#### [Problem to solve]
Repeat every line of the data exactly, but not the pictures.

(Records)

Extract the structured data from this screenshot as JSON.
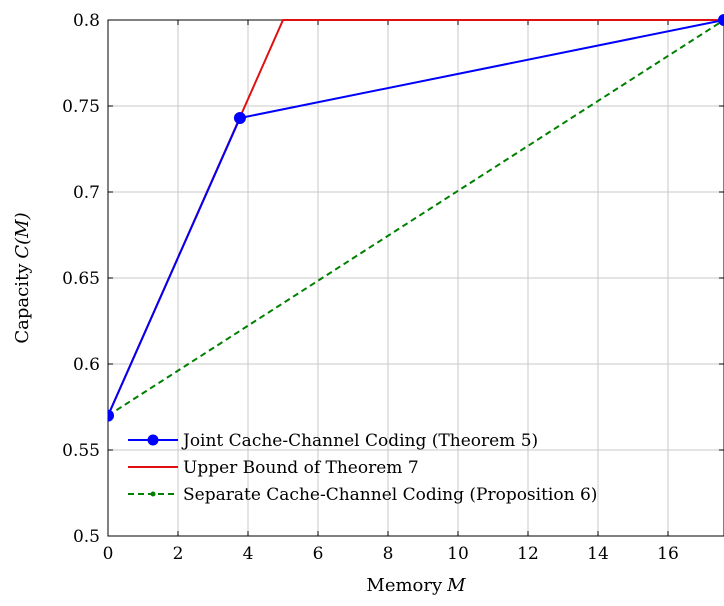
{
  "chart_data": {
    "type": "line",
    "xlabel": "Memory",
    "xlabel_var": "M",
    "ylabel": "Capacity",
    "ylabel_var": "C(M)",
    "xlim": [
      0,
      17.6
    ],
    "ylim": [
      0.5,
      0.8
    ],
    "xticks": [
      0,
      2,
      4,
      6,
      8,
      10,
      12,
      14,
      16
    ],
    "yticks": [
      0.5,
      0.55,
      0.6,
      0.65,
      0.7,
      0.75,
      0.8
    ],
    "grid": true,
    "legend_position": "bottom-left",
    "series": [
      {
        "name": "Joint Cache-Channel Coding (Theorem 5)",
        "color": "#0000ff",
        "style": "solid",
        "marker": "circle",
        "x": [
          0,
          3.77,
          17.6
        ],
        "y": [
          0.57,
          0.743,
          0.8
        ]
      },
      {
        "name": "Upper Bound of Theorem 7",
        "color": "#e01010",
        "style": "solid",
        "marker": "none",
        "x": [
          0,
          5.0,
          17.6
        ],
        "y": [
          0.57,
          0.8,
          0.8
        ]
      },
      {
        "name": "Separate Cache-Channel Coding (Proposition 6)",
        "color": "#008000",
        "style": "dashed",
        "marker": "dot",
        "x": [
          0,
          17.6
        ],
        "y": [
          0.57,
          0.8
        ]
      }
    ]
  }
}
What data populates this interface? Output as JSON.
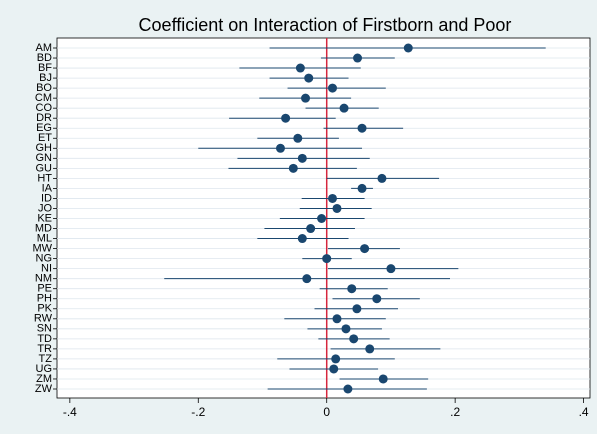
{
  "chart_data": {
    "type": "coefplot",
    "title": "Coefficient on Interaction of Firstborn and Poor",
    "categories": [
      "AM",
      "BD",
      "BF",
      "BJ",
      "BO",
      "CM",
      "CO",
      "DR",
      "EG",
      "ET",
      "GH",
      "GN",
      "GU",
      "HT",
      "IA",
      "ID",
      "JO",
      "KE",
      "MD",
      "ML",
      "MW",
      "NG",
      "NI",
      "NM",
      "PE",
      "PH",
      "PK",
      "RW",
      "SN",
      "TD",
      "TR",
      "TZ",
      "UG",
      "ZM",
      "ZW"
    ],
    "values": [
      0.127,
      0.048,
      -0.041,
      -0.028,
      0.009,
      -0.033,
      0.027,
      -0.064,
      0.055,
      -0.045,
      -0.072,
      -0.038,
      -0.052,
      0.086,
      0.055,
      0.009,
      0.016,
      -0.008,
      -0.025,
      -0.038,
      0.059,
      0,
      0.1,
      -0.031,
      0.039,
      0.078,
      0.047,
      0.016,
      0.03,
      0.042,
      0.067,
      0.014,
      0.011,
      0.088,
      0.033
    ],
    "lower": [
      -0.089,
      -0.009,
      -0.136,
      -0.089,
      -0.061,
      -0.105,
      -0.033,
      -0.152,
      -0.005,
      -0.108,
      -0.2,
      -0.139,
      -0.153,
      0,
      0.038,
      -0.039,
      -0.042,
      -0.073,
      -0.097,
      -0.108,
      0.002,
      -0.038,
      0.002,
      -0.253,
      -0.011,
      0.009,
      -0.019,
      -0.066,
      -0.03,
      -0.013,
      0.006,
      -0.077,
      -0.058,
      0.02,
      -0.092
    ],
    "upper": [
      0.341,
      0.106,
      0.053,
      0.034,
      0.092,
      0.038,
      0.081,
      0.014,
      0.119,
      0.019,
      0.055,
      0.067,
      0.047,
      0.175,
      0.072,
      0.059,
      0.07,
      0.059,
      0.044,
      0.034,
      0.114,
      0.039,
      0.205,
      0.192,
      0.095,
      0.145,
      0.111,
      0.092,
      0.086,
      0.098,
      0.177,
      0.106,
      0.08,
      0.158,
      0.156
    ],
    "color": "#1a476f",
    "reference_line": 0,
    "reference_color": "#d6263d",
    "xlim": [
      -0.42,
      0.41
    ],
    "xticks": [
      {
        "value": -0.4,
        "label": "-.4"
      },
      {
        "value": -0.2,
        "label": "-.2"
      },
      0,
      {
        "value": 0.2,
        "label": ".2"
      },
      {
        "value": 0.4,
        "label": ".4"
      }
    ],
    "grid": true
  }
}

#### [Written response]
Extract the structured data from this screenshot as JSON.
{
  "chart_data": {
    "type": "line",
    "xlabel": "Memory",
    "xlabel_var": "M",
    "ylabel": "Capacity",
    "ylabel_var": "C(M)",
    "xlim": [
      0,
      17.6
    ],
    "ylim": [
      0.5,
      0.8
    ],
    "xticks": [
      0,
      2,
      4,
      6,
      8,
      10,
      12,
      14,
      16
    ],
    "yticks": [
      0.5,
      0.55,
      0.6,
      0.65,
      0.7,
      0.75,
      0.8
    ],
    "grid": true,
    "legend_position": "bottom-left",
    "series": [
      {
        "name": "Joint Cache-Channel Coding (Theorem 5)",
        "color": "#0000ff",
        "style": "solid",
        "marker": "circle",
        "x": [
          0,
          3.77,
          17.6
        ],
        "y": [
          0.57,
          0.743,
          0.8
        ]
      },
      {
        "name": "Upper Bound of Theorem 7",
        "color": "#e01010",
        "style": "solid",
        "marker": "none",
        "x": [
          0,
          5.0,
          17.6
        ],
        "y": [
          0.57,
          0.8,
          0.8
        ]
      },
      {
        "name": "Separate Cache-Channel Coding (Proposition 6)",
        "color": "#008000",
        "style": "dashed",
        "marker": "dot",
        "x": [
          0,
          17.6
        ],
        "y": [
          0.57,
          0.8
        ]
      }
    ]
  }
}
What data populates this interface? Output as JSON.
{
  "chart_data": {
    "type": "coefplot",
    "title": "Coefficient on Interaction of Firstborn and Poor",
    "categories": [
      "AM",
      "BD",
      "BF",
      "BJ",
      "BO",
      "CM",
      "CO",
      "DR",
      "EG",
      "ET",
      "GH",
      "GN",
      "GU",
      "HT",
      "IA",
      "ID",
      "JO",
      "KE",
      "MD",
      "ML",
      "MW",
      "NG",
      "NI",
      "NM",
      "PE",
      "PH",
      "PK",
      "RW",
      "SN",
      "TD",
      "TR",
      "TZ",
      "UG",
      "ZM",
      "ZW"
    ],
    "values": [
      0.127,
      0.048,
      -0.041,
      -0.028,
      0.009,
      -0.033,
      0.027,
      -0.064,
      0.055,
      -0.045,
      -0.072,
      -0.038,
      -0.052,
      0.086,
      0.055,
      0.009,
      0.016,
      -0.008,
      -0.025,
      -0.038,
      0.059,
      0,
      0.1,
      -0.031,
      0.039,
      0.078,
      0.047,
      0.016,
      0.03,
      0.042,
      0.067,
      0.014,
      0.011,
      0.088,
      0.033
    ],
    "lower": [
      -0.089,
      -0.009,
      -0.136,
      -0.089,
      -0.061,
      -0.105,
      -0.033,
      -0.152,
      -0.005,
      -0.108,
      -0.2,
      -0.139,
      -0.153,
      0,
      0.038,
      -0.039,
      -0.042,
      -0.073,
      -0.097,
      -0.108,
      0.002,
      -0.038,
      0.002,
      -0.253,
      -0.011,
      0.009,
      -0.019,
      -0.066,
      -0.03,
      -0.013,
      0.006,
      -0.077,
      -0.058,
      0.02,
      -0.092
    ],
    "upper": [
      0.341,
      0.106,
      0.053,
      0.034,
      0.092,
      0.038,
      0.081,
      0.014,
      0.119,
      0.019,
      0.055,
      0.067,
      0.047,
      0.175,
      0.072,
      0.059,
      0.07,
      0.059,
      0.044,
      0.034,
      0.114,
      0.039,
      0.205,
      0.192,
      0.095,
      0.145,
      0.111,
      0.092,
      0.086,
      0.098,
      0.177,
      0.106,
      0.08,
      0.158,
      0.156
    ],
    "color": "#1a476f",
    "reference_line": 0,
    "reference_color": "#d6263d",
    "xlim": [
      -0.42,
      0.41
    ],
    "xticks": [
      {
        "value": -0.4,
        "label": "-.4"
      },
      {
        "value": -0.2,
        "label": "-.2"
      },
      0,
      {
        "value": 0.2,
        "label": ".2"
      },
      {
        "value": 0.4,
        "label": ".4"
      }
    ],
    "grid": true
  }
}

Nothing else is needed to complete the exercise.